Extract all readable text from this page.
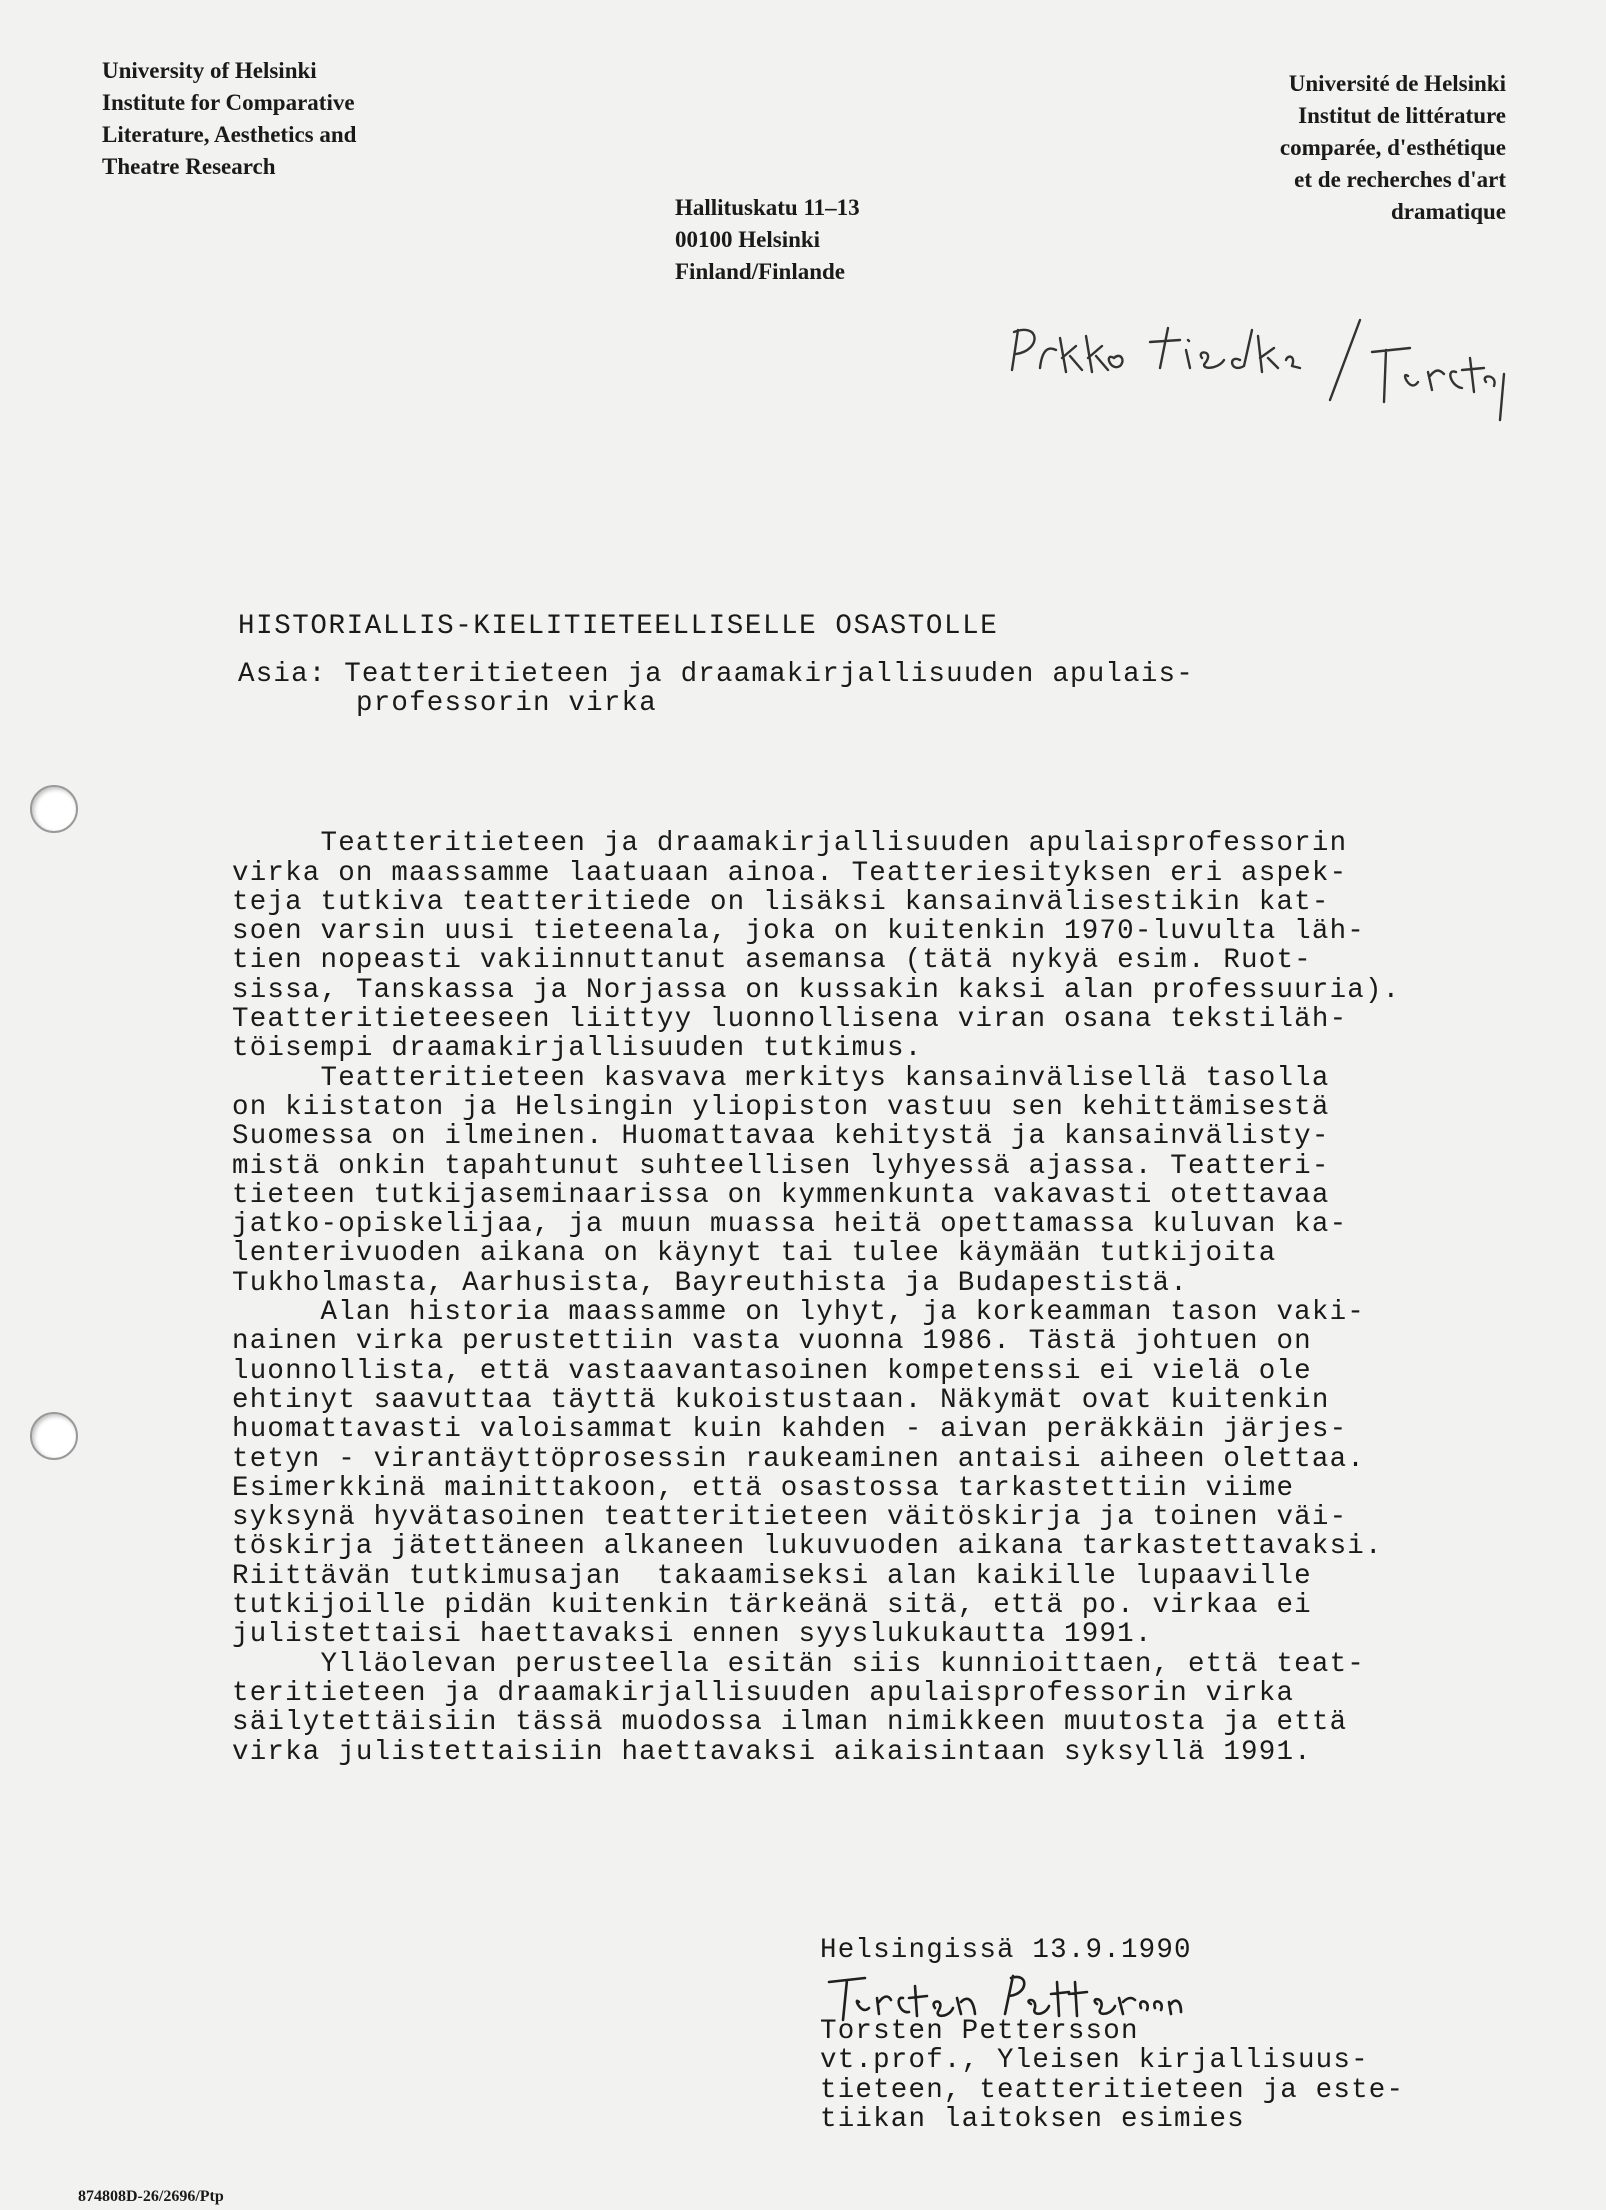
University of Helsinki
Institute for Comparative
Literature, Aesthetics and
Theatre Research
Université de Helsinki
Institut de littérature
comparée, d'esthétique
et de recherches d'art
dramatique
Hallituskatu 11–13
00100 Helsinki
Finland/Finlande
HISTORIALLIS-KIELITIETEELLISELLE OSASTOLLE
Asia: Teatteritieteen ja draamakirjallisuuden apulais-
professorin virka

Teatteritieteen ja draamakirjallisuuden apulaisprofessorin
virka on maassamme laatuaan ainoa. Teatteriesityksen eri aspek-
teja tutkiva teatteritiede on lisäksi kansainvälisestikin kat-
soen varsin uusi tieteenala, joka on kuitenkin 1970-luvulta läh-
tien nopeasti vakiinnuttanut asemansa (tätä nykyä esim. Ruot-
sissa, Tanskassa ja Norjassa on kussakin kaksi alan professuuria).
Teatteritieteeseen liittyy luonnollisena viran osana tekstiläh-
töisempi draamakirjallisuuden tutkimus.
Teatteritieteen kasvava merkitys kansainvälisellä tasolla
on kiistaton ja Helsingin yliopiston vastuu sen kehittämisestä
Suomessa on ilmeinen. Huomattavaa kehitystä ja kansainvälisty-
mistä onkin tapahtunut suhteellisen lyhyessä ajassa. Teatteri-
tieteen tutkijaseminaarissa on kymmenkunta vakavasti otettavaa
jatko-opiskelijaa, ja muun muassa heitä opettamassa kuluvan ka-
lenterivuoden aikana on käynyt tai tulee käymään tutkijoita
Tukholmasta, Aarhusista, Bayreuthista ja Budapestistä.
Alan historia maassamme on lyhyt, ja korkeamman tason vaki-
nainen virka perustettiin vasta vuonna 1986. Tästä johtuen on
luonnollista, että vastaavantasoinen kompetenssi ei vielä ole
ehtinyt saavuttaa täyttä kukoistustaan. Näkymät ovat kuitenkin
huomattavasti valoisammat kuin kahden - aivan peräkkäin järjes-
tetyn - virantäyttöprosessin raukeaminen antaisi aiheen olettaa.
Esimerkkinä mainittakoon, että osastossa tarkastettiin viime
syksynä hyvätasoinen teatteritieteen väitöskirja ja toinen väi-
töskirja jätettäneen alkaneen lukuvuoden aikana tarkastettavaksi.
Riittävän tutkimusajan  takaamiseksi alan kaikille lupaaville
tutkijoille pidän kuitenkin tärkeänä sitä, että po. virkaa ei
julistettaisi haettavaksi ennen syyslukukautta 1991.
Ylläolevan perusteella esitän siis kunnioittaen, että teat-
teritieteen ja draamakirjallisuuden apulaisprofessorin virka
säilytettäisiin tässä muodossa ilman nimikkeen muutosta ja että
virka julistettaisiin haettavaksi aikaisintaan syksyllä 1991.
Helsingissä 13.9.1990
Torsten Pettersson
vt.prof., Yleisen kirjallisuus-
tieteen, teatteritieteen ja este-
tiikan laitoksen esimies
874808D-26/2696/Ptp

• • • •

• Work to do
Return every line holding the word "aikana" from the records.

• Solved problem
lenterivuoden aikana on käynyt tai tulee käymään tutkijoita
töskirja jätettäneen alkaneen lukuvuoden aikana tarkastettavaksi.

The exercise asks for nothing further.